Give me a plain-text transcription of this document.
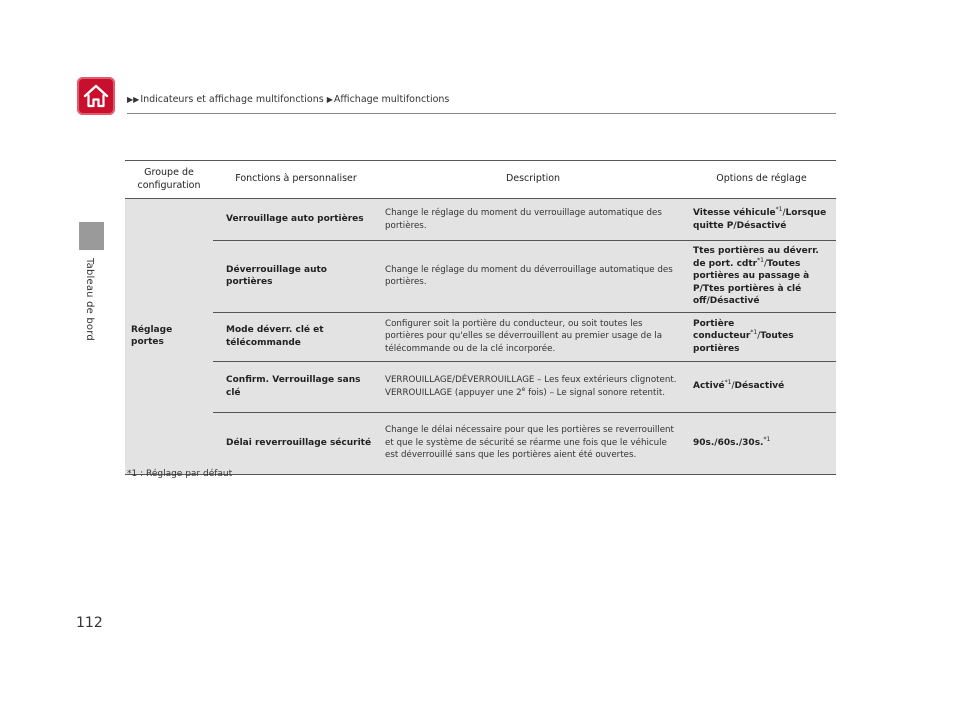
▶▶Indicateurs et affichage multifonctions ▶Affichage multifonctions
Tableau de bord
Groupe de configuration	Fonctions à personnaliser	Description	Options de réglage
Réglage portes	Verrouillage auto portières	Change le réglage du moment du verrouillage automatique des portières.	Vitesse véhicule$^{*1}$/Lorsque quitte P/Désactivé
	Déverrouillage auto portières	Change le réglage du moment du déverrouillage automatique des portières.	Ttes portières au déverr. de port. cdtr$^{*1}$/Toutes portières au passage à P/Ttes portières à clé off/Désactivé
	Mode déverr. clé et télécommande	Configurer soit la portière du conducteur, ou soit toutes les portières pour qu'elles se déverrouillent au premier usage de la télécommande ou de la clé incorporée.	Portière conducteur$^{*1}$/Toutes portières
	Confirm. Verrouillage sans clé	VERROUILLAGE/DÉVERROUILLAGE – Les feux extérieurs clignotent.
VERROUILLAGE (appuyer une 2e fois) – Le signal sonore retentit.	Activé$^{*1}$/Désactivé
	Délai reverrouillage sécurité	Change le délai nécessaire pour que les portières se reverrouillent et que le système de sécurité se réarme une fois que le véhicule est déverrouillé sans que les portières aient été ouvertes.	90s./60s./30s.$^{*1}$
*1 : Réglage par défaut
112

════

§ Your objective: Print the listing above in full, exactly as written. Omit any pictures.

§ Solution:
Give me a plain-text transcription of this document.
▶▶Indicateurs et affichage multifonctions ▶Affichage multifonctions
Tableau de bord
Groupe de configuration	Fonctions à personnaliser	Description	Options de réglage
Réglage portes	Verrouillage auto portières	Change le réglage du moment du verrouillage automatique des portières.	Vitesse véhicule$^{*1}$/Lorsque quitte P/Désactivé
	Déverrouillage auto portières	Change le réglage du moment du déverrouillage automatique des portières.	Ttes portières au déverr. de port. cdtr$^{*1}$/Toutes portières au passage à P/Ttes portières à clé off/Désactivé
	Mode déverr. clé et télécommande	Configurer soit la portière du conducteur, ou soit toutes les portières pour qu'elles se déverrouillent au premier usage de la télécommande ou de la clé incorporée.	Portière conducteur$^{*1}$/Toutes portières
	Confirm. Verrouillage sans clé	VERROUILLAGE/DÉVERROUILLAGE – Les feux extérieurs clignotent.
VERROUILLAGE (appuyer une 2e fois) – Le signal sonore retentit.	Activé$^{*1}$/Désactivé
	Délai reverrouillage sécurité	Change le délai nécessaire pour que les portières se reverrouillent et que le système de sécurité se réarme une fois que le véhicule est déverrouillé sans que les portières aient été ouvertes.	90s./60s./30s.$^{*1}$
*1 : Réglage par défaut
112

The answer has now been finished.